start SUPPLIED RECORDS

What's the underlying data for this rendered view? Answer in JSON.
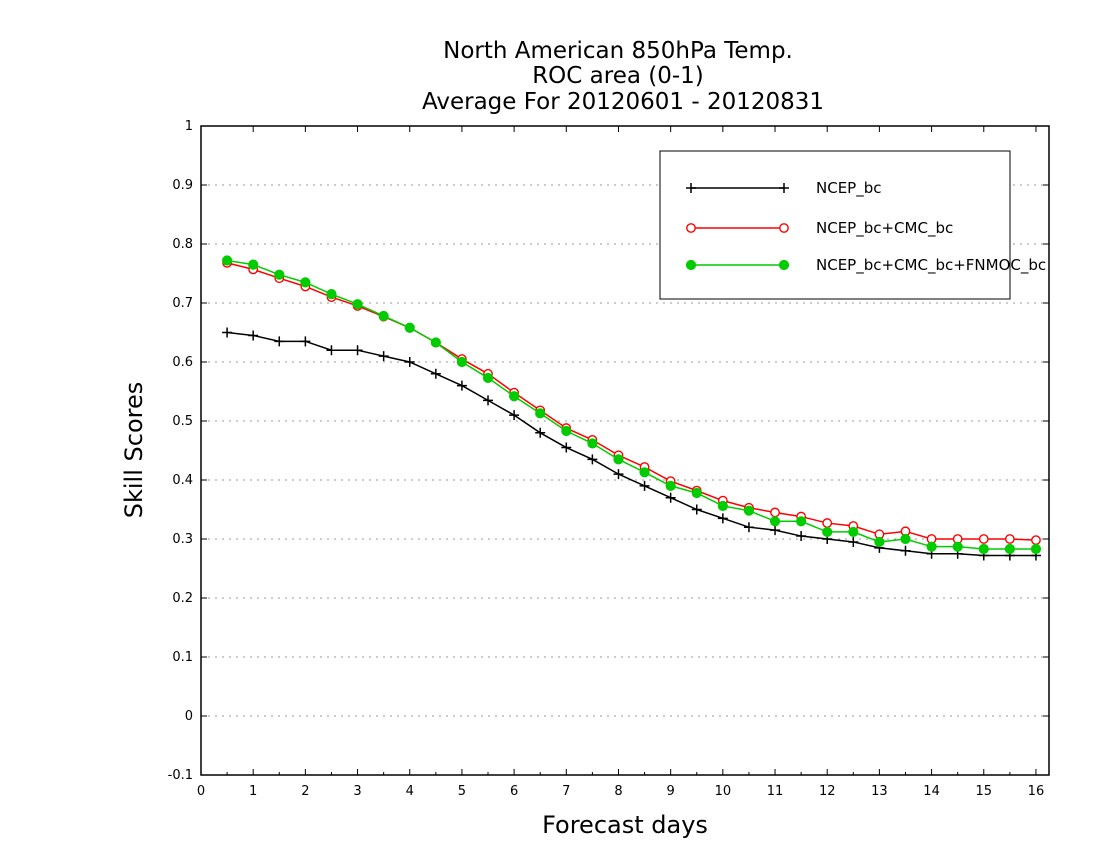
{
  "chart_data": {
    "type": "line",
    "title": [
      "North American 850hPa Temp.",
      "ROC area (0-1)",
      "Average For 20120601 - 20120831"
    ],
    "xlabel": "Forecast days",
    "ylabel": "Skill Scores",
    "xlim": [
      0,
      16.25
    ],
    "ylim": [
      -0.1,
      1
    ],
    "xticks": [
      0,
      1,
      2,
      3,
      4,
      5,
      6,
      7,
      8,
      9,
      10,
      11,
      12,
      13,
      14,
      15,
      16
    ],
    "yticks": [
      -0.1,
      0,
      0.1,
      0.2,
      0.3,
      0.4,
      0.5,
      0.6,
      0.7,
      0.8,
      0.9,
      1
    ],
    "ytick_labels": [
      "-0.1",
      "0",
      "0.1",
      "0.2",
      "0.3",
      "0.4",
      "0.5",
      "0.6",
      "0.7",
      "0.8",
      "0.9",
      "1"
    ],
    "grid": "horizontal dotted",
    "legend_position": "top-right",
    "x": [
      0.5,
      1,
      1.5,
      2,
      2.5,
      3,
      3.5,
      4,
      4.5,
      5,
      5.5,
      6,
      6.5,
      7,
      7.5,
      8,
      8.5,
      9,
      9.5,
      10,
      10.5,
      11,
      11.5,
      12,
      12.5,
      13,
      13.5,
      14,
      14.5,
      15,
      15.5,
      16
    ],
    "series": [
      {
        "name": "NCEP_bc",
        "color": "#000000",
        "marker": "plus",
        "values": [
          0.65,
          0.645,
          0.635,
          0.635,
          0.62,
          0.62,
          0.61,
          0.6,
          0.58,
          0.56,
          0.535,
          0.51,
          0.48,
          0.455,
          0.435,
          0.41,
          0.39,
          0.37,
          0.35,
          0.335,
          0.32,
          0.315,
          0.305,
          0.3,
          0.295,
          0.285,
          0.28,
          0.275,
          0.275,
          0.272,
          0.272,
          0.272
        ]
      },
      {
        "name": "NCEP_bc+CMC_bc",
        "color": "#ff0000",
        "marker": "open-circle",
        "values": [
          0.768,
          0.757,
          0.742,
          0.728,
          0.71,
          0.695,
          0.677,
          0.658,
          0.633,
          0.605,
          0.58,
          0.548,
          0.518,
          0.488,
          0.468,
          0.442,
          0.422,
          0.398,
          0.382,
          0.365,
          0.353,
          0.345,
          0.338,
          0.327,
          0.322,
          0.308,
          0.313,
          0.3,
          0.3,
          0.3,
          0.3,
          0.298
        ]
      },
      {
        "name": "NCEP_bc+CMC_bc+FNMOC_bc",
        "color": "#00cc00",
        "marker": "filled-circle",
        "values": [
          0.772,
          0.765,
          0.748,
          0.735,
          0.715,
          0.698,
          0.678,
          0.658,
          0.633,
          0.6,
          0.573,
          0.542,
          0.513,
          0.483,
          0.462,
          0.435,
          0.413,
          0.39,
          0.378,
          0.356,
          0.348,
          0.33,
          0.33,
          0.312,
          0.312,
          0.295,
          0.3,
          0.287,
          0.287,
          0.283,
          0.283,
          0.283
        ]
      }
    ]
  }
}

end SUPPLIED RECORDS

STATED EXERCISE: Search the entries for the word "color", then list each line that holds it.

ANSWER TO THIS EXERCISE:
        "color": "#000000",
        "color": "#ff0000",
        "color": "#00cc00",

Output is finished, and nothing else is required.